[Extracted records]
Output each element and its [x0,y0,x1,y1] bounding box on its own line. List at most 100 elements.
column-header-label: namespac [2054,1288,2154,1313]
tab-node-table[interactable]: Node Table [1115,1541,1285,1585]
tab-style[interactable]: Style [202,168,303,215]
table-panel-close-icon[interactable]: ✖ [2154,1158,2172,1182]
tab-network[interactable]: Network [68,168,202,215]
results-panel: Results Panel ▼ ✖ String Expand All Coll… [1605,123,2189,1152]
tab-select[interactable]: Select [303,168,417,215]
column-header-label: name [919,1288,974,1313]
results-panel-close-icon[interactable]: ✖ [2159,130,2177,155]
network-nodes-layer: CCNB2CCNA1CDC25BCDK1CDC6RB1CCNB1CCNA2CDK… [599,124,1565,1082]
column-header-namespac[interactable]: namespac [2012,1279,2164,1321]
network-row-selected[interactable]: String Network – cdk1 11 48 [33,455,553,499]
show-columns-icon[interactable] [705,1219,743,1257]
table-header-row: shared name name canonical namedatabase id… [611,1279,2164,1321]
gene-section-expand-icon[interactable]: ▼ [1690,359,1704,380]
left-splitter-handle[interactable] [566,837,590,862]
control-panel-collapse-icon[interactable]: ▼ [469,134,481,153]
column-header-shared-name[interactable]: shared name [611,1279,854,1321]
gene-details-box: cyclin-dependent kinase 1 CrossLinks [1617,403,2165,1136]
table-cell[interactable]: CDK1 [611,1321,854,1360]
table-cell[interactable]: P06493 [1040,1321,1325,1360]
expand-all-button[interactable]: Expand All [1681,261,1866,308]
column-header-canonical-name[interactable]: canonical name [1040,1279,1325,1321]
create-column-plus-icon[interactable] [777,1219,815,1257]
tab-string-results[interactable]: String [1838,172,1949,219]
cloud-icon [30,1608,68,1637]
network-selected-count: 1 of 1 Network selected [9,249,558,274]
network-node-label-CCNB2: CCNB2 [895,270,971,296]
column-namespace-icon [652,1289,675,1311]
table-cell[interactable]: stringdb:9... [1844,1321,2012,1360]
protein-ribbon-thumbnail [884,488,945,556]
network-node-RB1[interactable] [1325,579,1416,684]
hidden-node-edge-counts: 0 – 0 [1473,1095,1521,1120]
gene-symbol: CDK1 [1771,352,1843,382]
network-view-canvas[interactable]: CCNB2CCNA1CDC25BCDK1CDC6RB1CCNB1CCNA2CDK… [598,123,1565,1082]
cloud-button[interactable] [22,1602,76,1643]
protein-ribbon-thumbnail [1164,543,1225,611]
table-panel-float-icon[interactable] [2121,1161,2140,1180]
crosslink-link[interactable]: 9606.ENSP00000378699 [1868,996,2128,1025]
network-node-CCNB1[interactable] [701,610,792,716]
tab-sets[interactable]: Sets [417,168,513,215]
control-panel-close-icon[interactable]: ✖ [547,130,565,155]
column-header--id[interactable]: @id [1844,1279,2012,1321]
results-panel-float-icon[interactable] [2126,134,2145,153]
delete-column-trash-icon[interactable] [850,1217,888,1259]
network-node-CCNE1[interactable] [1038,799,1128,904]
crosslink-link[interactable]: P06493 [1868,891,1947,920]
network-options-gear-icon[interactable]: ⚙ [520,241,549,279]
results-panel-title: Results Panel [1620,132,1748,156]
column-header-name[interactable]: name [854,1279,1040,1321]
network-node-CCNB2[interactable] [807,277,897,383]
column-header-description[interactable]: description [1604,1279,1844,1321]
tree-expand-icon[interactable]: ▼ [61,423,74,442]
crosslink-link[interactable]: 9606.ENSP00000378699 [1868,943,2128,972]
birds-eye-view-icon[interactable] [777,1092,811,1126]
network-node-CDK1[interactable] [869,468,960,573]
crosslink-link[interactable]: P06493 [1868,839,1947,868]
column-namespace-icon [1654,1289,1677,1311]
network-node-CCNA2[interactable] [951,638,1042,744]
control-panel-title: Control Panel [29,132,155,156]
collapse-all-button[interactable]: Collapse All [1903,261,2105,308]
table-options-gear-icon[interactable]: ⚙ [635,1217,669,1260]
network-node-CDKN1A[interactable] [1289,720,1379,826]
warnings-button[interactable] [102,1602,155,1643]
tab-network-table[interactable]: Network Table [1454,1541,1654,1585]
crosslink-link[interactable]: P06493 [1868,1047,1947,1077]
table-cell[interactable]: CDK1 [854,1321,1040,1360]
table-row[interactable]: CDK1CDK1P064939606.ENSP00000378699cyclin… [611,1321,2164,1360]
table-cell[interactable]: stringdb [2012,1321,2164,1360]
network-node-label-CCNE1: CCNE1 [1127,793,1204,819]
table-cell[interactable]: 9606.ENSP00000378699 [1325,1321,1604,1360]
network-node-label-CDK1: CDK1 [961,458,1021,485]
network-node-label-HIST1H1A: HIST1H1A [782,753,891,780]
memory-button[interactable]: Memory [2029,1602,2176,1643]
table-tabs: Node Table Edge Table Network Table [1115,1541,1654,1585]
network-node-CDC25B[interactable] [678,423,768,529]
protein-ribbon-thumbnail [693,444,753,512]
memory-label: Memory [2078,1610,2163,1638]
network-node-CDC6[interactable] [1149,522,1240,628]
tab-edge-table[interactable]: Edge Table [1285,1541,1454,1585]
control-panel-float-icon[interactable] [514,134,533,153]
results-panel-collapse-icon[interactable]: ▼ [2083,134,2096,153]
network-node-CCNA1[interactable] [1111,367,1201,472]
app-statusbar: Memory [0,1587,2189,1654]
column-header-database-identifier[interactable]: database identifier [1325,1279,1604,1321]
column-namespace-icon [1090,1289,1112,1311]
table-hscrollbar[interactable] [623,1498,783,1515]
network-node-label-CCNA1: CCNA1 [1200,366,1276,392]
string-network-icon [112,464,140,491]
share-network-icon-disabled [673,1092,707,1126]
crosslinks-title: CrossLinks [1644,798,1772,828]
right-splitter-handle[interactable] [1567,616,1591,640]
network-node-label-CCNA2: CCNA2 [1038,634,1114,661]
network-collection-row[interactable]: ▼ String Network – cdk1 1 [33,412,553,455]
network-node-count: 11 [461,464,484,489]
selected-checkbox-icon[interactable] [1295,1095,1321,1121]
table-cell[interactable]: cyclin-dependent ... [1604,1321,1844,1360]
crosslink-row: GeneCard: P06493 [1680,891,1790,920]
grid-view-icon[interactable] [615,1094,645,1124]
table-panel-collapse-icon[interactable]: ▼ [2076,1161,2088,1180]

● WHAT YOU WILL DO: From the first line to the last, copy the records exactly as they appear above.

● ANSWER SECTION:
Output each element and its [x0,y0,x1,y1] bounding box on its own line. List at most 100 elements.
column-header-label: namespac [2054,1288,2154,1313]
tab-node-table[interactable]: Node Table [1115,1541,1285,1585]
tab-style[interactable]: Style [202,168,303,215]
table-panel-close-icon[interactable]: ✖ [2154,1158,2172,1182]
tab-network[interactable]: Network [68,168,202,215]
results-panel: Results Panel ▼ ✖ String Expand All Coll… [1605,123,2189,1152]
tab-select[interactable]: Select [303,168,417,215]
column-header-label: name [919,1288,974,1313]
results-panel-close-icon[interactable]: ✖ [2159,130,2177,155]
network-nodes-layer: CCNB2CCNA1CDC25BCDK1CDC6RB1CCNB1CCNA2CDK… [599,124,1565,1082]
column-header-namespac[interactable]: namespac [2012,1279,2164,1321]
network-row-selected[interactable]: String Network – cdk1 11 48 [33,455,553,499]
show-columns-icon[interactable] [705,1219,743,1257]
table-header-row: shared name name canonical namedatabase id… [611,1279,2164,1321]
gene-section-expand-icon[interactable]: ▼ [1690,359,1704,380]
left-splitter-handle[interactable] [566,837,590,862]
control-panel-collapse-icon[interactable]: ▼ [469,134,481,153]
column-header-shared-name[interactable]: shared name [611,1279,854,1321]
gene-details-box: cyclin-dependent kinase 1 CrossLinks [1617,403,2165,1136]
table-cell[interactable]: CDK1 [611,1321,854,1360]
table-cell[interactable]: P06493 [1040,1321,1325,1360]
expand-all-button[interactable]: Expand All [1681,261,1866,308]
column-header-canonical-name[interactable]: canonical name [1040,1279,1325,1321]
create-column-plus-icon[interactable] [777,1219,815,1257]
tab-string-results[interactable]: String [1838,172,1949,219]
cloud-icon [30,1608,68,1637]
network-selected-count: 1 of 1 Network selected [9,249,558,274]
network-node-label-CCNB2: CCNB2 [895,270,971,296]
column-namespace-icon [652,1289,675,1311]
table-cell[interactable]: stringdb:9... [1844,1321,2012,1360]
protein-ribbon-thumbnail [884,488,945,556]
network-node-RB1[interactable] [1325,579,1416,684]
hidden-node-edge-counts: 0 – 0 [1473,1095,1521,1120]
gene-symbol: CDK1 [1771,352,1843,382]
network-view-canvas[interactable]: CCNB2CCNA1CDC25BCDK1CDC6RB1CCNB1CCNA2CDK… [598,123,1565,1082]
cloud-button[interactable] [22,1602,76,1643]
protein-ribbon-thumbnail [1164,543,1225,611]
table-panel-float-icon[interactable] [2121,1161,2140,1180]
crosslink-link[interactable]: 9606.ENSP00000378699 [1868,996,2128,1025]
network-node-CCNB1[interactable] [701,610,792,716]
tab-sets[interactable]: Sets [417,168,513,215]
control-panel-close-icon[interactable]: ✖ [547,130,565,155]
column-header--id[interactable]: @id [1844,1279,2012,1321]
results-panel-float-icon[interactable] [2126,134,2145,153]
delete-column-trash-icon[interactable] [850,1217,888,1259]
network-node-CCNE1[interactable] [1038,799,1128,904]
crosslink-link[interactable]: P06493 [1868,891,1947,920]
network-options-gear-icon[interactable]: ⚙ [520,241,549,279]
results-panel-title: Results Panel [1620,132,1748,156]
column-header-name[interactable]: name [854,1279,1040,1321]
network-node-CCNB2[interactable] [807,277,897,383]
column-header-description[interactable]: description [1604,1279,1844,1321]
tree-expand-icon[interactable]: ▼ [61,423,74,442]
crosslink-link[interactable]: 9606.ENSP00000378699 [1868,943,2128,972]
birds-eye-view-icon[interactable] [777,1092,811,1126]
network-node-CDK1[interactable] [869,468,960,573]
crosslink-link[interactable]: P06493 [1868,839,1947,868]
column-namespace-icon [1654,1289,1677,1311]
network-node-CCNA2[interactable] [951,638,1042,744]
control-panel-title: Control Panel [29,132,155,156]
collapse-all-button[interactable]: Collapse All [1903,261,2105,308]
table-options-gear-icon[interactable]: ⚙ [635,1217,669,1260]
network-node-CDKN1A[interactable] [1289,720,1379,826]
warnings-button[interactable] [102,1602,155,1643]
tab-network-table[interactable]: Network Table [1454,1541,1654,1585]
crosslink-link[interactable]: P06493 [1868,1047,1947,1077]
table-cell[interactable]: CDK1 [854,1321,1040,1360]
table-row[interactable]: CDK1CDK1P064939606.ENSP00000378699cyclin… [611,1321,2164,1360]
table-cell[interactable]: stringdb [2012,1321,2164,1360]
network-node-label-CCNE1: CCNE1 [1127,793,1204,819]
table-cell[interactable]: 9606.ENSP00000378699 [1325,1321,1604,1360]
network-node-label-CDK1: CDK1 [961,458,1021,485]
network-node-label-HIST1H1A: HIST1H1A [782,753,891,780]
memory-button[interactable]: Memory [2029,1602,2176,1643]
table-tabs: Node Table Edge Table Network Table [1115,1541,1654,1585]
network-node-CDC25B[interactable] [678,423,768,529]
protein-ribbon-thumbnail [693,444,753,512]
memory-label: Memory [2078,1610,2163,1638]
network-node-CDC6[interactable] [1149,522,1240,628]
tab-edge-table[interactable]: Edge Table [1285,1541,1454,1585]
control-panel-float-icon[interactable] [514,134,533,153]
results-panel-collapse-icon[interactable]: ▼ [2083,134,2096,153]
network-node-CCNA1[interactable] [1111,367,1201,472]
app-statusbar: Memory [0,1587,2189,1654]
column-header-database-identifier[interactable]: database identifier [1325,1279,1604,1321]
column-namespace-icon [1090,1289,1112,1311]
table-hscrollbar[interactable] [623,1498,783,1515]
network-node-label-CCNA1: CCNA1 [1200,366,1276,392]
string-network-icon [112,464,140,491]
share-network-icon-disabled [673,1092,707,1126]
crosslinks-title: CrossLinks [1644,798,1772,828]
right-splitter-handle[interactable] [1567,616,1591,640]
network-node-label-CCNA2: CCNA2 [1038,634,1114,661]
network-collection-row[interactable]: ▼ String Network – cdk1 1 [33,412,553,455]
network-node-count: 11 [461,464,484,489]
selected-checkbox-icon[interactable] [1295,1095,1321,1121]
table-cell[interactable]: cyclin-dependent ... [1604,1321,1844,1360]
crosslink-row: GeneCard: P06493 [1680,891,1790,920]
grid-view-icon[interactable] [615,1094,645,1124]
table-panel-collapse-icon[interactable]: ▼ [2076,1161,2088,1180]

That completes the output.